> _TASK DETAILS_
In the records below, find the line containing "Read out every word on this page." and repeat it and every line after it exactly, without pictures.

> _PROVIDED RECORDS_
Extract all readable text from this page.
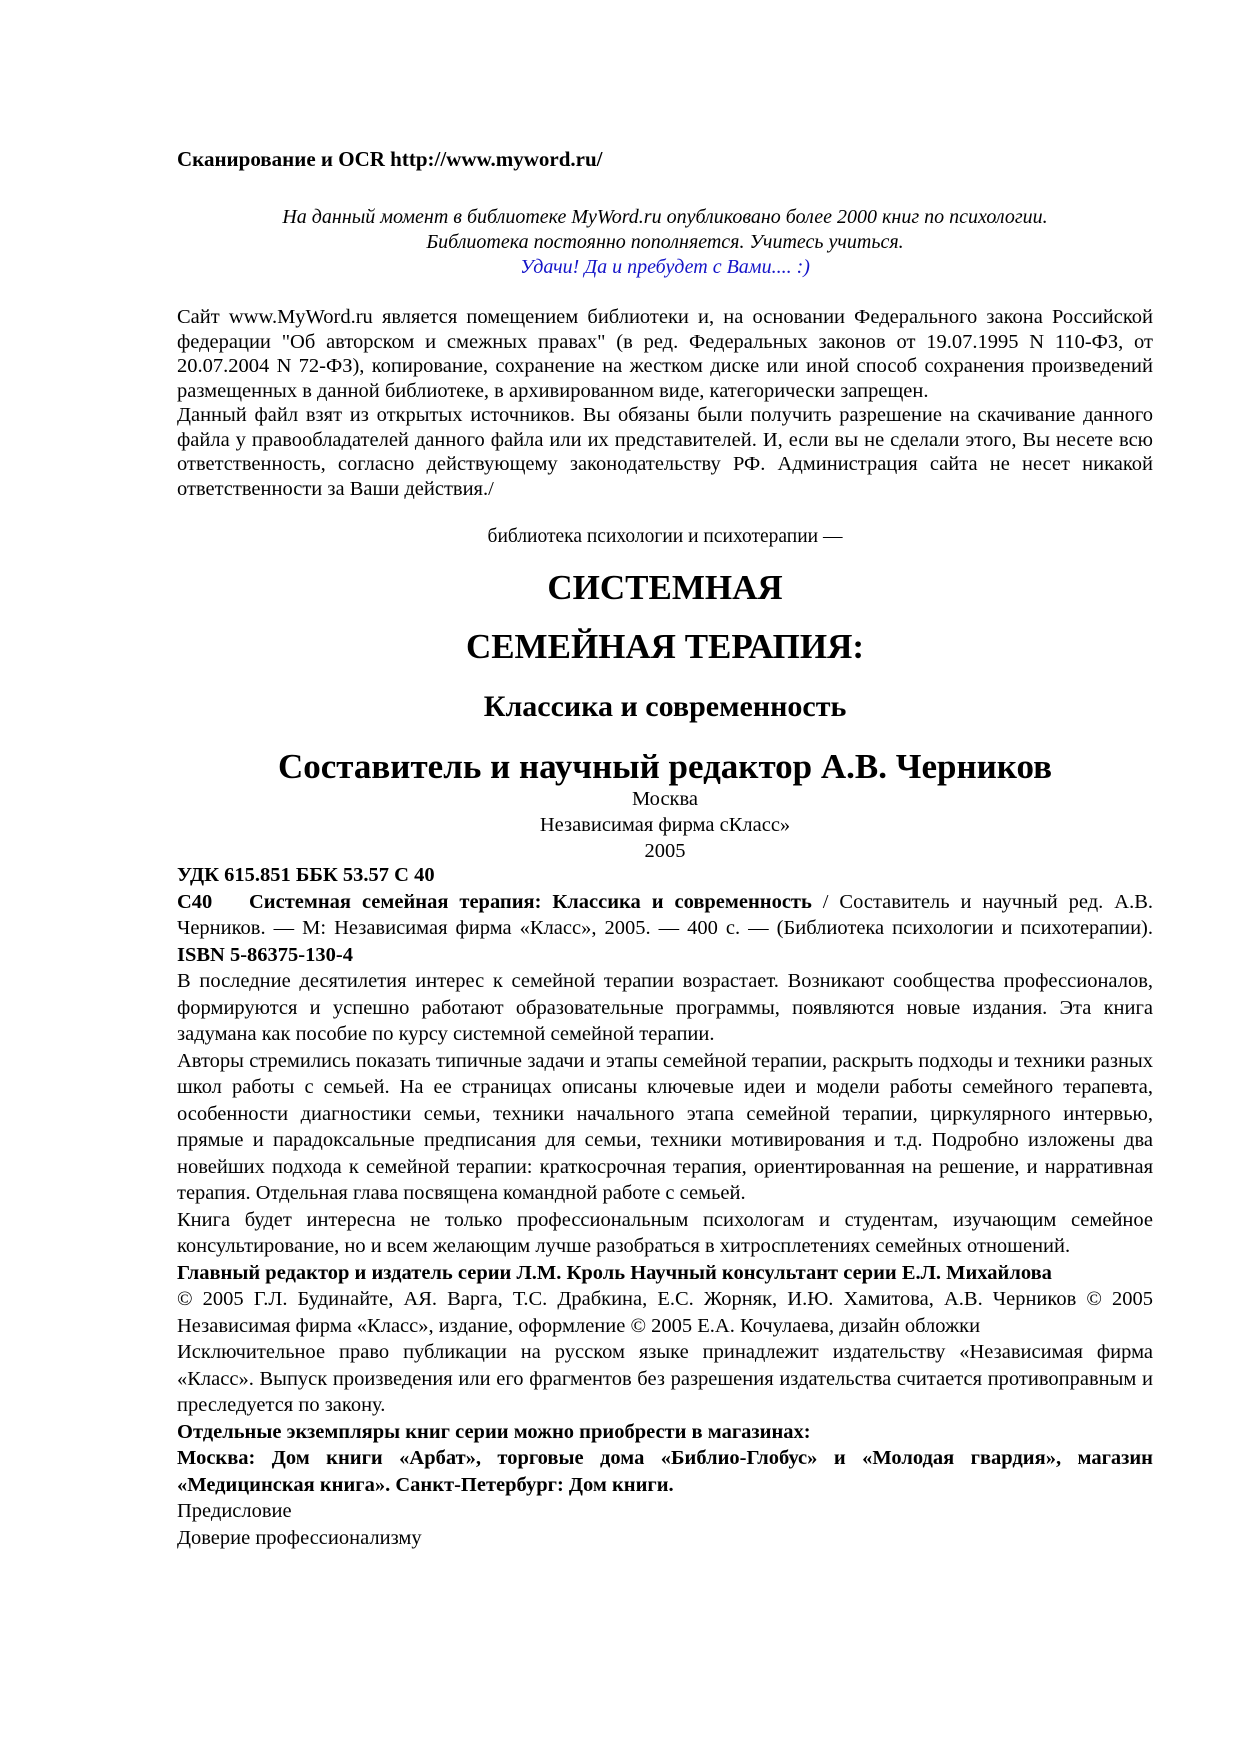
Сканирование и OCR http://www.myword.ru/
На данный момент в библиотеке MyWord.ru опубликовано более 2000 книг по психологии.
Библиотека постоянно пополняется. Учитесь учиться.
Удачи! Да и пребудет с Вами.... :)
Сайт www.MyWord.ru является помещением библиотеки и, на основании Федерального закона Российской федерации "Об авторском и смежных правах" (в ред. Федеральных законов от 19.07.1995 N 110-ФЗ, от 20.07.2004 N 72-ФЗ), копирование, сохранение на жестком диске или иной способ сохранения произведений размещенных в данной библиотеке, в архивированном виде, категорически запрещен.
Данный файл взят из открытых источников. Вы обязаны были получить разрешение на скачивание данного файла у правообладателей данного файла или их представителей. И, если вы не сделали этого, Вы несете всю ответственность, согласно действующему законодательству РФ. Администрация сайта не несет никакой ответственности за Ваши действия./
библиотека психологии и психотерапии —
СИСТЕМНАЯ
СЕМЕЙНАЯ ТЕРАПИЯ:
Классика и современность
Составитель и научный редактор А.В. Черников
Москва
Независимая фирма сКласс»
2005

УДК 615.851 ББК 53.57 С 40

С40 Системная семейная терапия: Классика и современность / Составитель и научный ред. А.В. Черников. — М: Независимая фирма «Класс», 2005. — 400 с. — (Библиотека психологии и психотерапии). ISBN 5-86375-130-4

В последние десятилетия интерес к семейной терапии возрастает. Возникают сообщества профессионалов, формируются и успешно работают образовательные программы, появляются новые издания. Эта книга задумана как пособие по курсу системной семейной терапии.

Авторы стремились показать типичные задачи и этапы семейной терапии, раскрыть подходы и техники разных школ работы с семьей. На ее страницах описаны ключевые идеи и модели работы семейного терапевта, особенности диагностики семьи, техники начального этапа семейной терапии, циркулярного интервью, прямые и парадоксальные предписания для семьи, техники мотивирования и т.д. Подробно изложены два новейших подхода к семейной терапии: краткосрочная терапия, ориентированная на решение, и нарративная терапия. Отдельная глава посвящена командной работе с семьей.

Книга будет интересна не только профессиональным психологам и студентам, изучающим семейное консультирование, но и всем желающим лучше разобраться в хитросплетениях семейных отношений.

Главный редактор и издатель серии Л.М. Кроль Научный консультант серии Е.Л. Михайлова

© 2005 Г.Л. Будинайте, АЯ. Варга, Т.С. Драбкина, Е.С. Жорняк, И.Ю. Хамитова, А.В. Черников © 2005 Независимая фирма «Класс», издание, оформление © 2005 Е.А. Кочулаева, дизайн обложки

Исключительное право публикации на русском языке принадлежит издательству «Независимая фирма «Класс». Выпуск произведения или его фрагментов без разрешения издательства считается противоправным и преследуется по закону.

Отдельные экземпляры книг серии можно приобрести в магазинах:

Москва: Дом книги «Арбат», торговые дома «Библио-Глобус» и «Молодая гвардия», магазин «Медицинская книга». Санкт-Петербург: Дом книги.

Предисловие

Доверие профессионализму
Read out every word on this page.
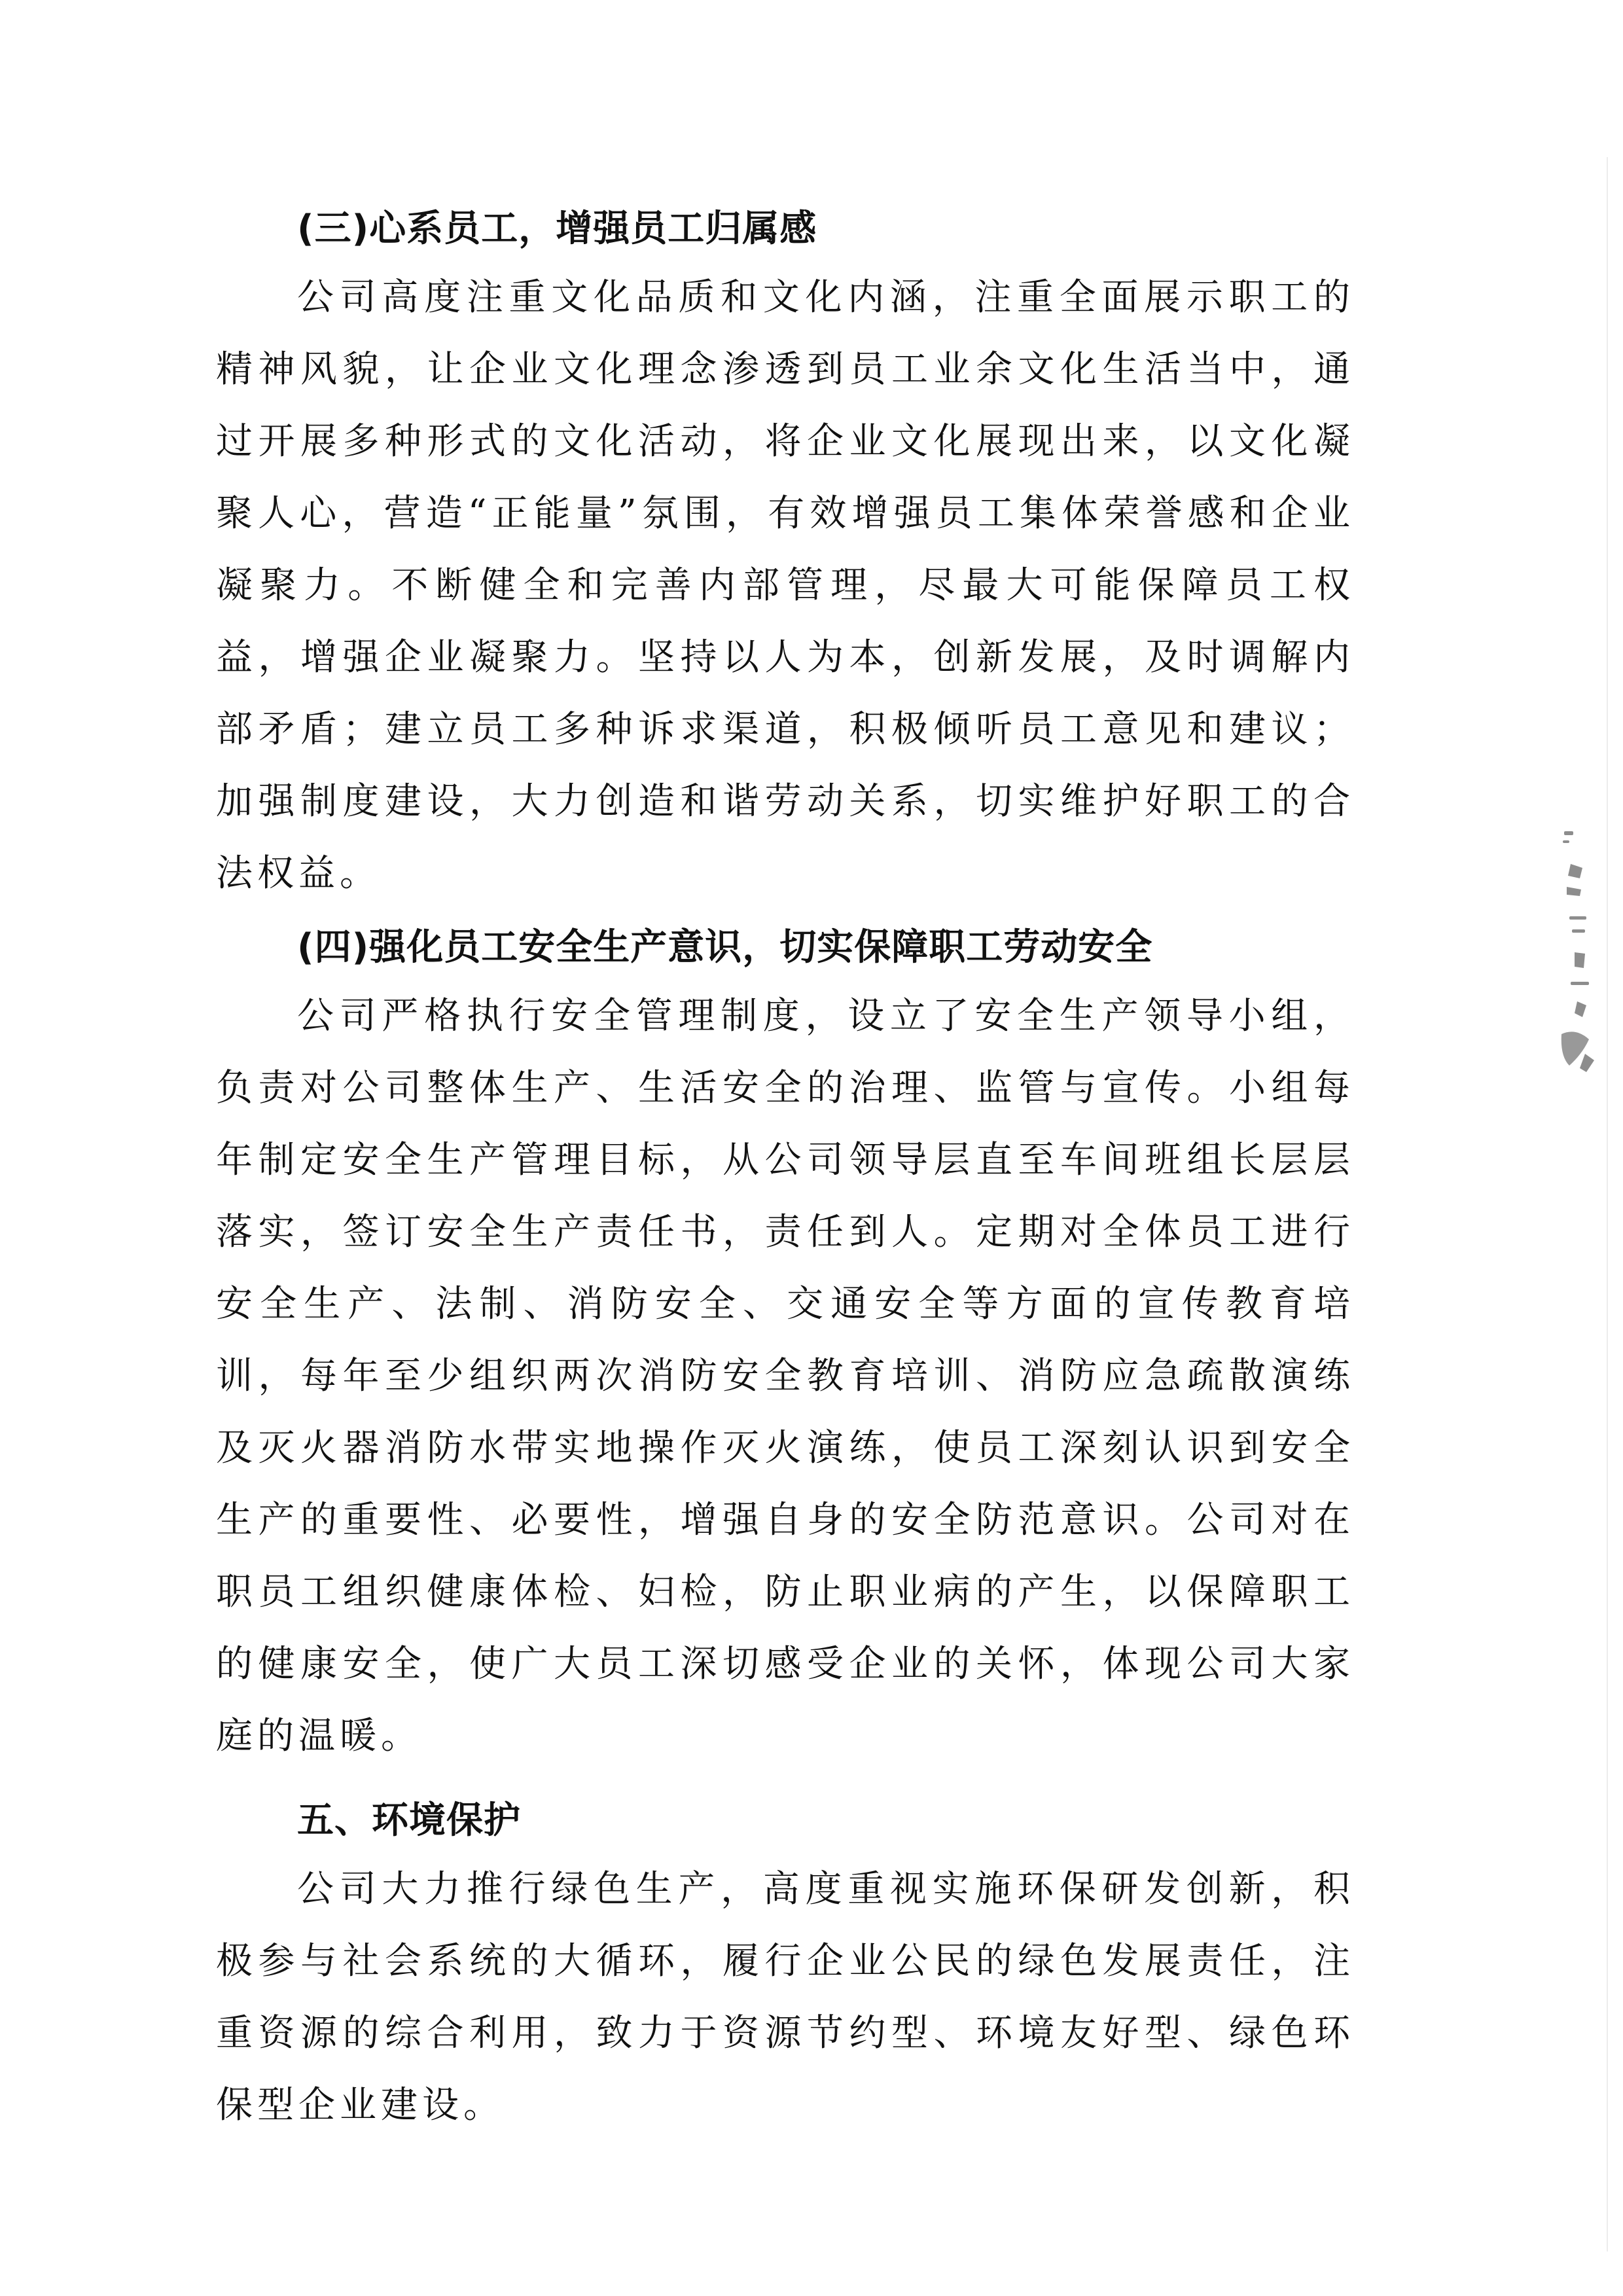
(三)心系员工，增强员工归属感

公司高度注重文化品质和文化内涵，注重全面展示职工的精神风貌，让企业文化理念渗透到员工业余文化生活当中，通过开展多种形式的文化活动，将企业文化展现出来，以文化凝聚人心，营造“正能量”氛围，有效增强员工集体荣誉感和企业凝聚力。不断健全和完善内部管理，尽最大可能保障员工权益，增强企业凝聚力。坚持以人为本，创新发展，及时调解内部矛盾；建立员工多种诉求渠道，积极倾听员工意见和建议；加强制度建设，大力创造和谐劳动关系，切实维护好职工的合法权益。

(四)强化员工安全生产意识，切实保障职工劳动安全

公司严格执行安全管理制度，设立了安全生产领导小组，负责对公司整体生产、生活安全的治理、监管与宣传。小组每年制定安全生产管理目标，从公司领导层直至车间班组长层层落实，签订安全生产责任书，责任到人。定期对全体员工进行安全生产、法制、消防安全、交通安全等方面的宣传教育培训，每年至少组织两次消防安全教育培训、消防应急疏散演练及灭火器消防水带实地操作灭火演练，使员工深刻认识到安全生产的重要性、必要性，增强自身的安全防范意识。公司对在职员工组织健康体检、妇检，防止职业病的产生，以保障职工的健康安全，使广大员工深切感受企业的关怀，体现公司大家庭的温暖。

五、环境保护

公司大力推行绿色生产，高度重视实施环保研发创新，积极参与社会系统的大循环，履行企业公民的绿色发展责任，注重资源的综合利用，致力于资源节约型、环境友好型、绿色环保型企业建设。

> _TASK RESULT_
Read out every word on this page.
(三)心系员工，增强员工归属感

公司高度注重文化品质和文化内涵，注重全面展示职工的精神风貌，让企业文化理念渗透到员工业余文化生活当中，通过开展多种形式的文化活动，将企业文化展现出来，以文化凝聚人心，营造“正能量”氛围，有效增强员工集体荣誉感和企业凝聚力。不断健全和完善内部管理，尽最大可能保障员工权益，增强企业凝聚力。坚持以人为本，创新发展，及时调解内部矛盾；建立员工多种诉求渠道，积极倾听员工意见和建议；加强制度建设，大力创造和谐劳动关系，切实维护好职工的合法权益。

(四)强化员工安全生产意识，切实保障职工劳动安全

公司严格执行安全管理制度，设立了安全生产领导小组，负责对公司整体生产、生活安全的治理、监管与宣传。小组每年制定安全生产管理目标，从公司领导层直至车间班组长层层落实，签订安全生产责任书，责任到人。定期对全体员工进行安全生产、法制、消防安全、交通安全等方面的宣传教育培训，每年至少组织两次消防安全教育培训、消防应急疏散演练及灭火器消防水带实地操作灭火演练，使员工深刻认识到安全生产的重要性、必要性，增强自身的安全防范意识。公司对在职员工组织健康体检、妇检，防止职业病的产生，以保障职工的健康安全，使广大员工深切感受企业的关怀，体现公司大家庭的温暖。

五、环境保护

公司大力推行绿色生产，高度重视实施环保研发创新，积极参与社会系统的大循环，履行企业公民的绿色发展责任，注重资源的综合利用，致力于资源节约型、环境友好型、绿色环保型企业建设。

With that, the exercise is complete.